──────── Records provided

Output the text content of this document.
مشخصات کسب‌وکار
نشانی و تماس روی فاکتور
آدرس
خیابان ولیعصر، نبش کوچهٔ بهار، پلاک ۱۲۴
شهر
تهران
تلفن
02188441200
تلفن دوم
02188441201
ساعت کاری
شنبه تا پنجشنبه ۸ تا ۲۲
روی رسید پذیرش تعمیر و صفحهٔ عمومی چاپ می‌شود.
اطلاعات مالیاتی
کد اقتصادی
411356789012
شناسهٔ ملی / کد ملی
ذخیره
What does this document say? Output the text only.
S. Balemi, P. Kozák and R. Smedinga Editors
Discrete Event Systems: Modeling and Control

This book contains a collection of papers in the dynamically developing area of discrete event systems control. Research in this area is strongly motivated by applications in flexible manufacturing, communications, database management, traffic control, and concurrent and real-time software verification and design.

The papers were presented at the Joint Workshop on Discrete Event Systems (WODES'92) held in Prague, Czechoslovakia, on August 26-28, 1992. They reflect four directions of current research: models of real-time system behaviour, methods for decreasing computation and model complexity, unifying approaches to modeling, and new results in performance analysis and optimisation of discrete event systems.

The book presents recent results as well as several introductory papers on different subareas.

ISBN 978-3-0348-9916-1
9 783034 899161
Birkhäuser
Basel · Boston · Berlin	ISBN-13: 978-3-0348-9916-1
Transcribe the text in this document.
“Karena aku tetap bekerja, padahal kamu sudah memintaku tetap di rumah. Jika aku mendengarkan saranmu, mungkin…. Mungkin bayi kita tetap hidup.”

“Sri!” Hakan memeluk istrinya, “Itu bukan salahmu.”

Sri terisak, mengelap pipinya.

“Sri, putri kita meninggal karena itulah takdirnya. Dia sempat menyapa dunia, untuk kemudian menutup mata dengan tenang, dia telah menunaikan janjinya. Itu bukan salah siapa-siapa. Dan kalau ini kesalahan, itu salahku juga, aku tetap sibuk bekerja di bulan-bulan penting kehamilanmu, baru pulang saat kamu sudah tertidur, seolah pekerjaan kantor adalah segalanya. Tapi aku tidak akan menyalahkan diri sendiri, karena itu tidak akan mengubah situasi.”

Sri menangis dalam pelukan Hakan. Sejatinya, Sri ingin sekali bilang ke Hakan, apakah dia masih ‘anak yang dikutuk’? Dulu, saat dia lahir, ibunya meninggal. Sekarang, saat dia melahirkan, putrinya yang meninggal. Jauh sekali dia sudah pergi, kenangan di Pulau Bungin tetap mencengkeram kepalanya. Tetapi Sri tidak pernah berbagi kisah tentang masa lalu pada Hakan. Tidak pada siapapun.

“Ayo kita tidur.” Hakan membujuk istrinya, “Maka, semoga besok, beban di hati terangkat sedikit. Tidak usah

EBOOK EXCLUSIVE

────────────────

#### What the task asks:
Only a number is wanted: how many lines of the material above hold "istrinya"?

#### Result below:
2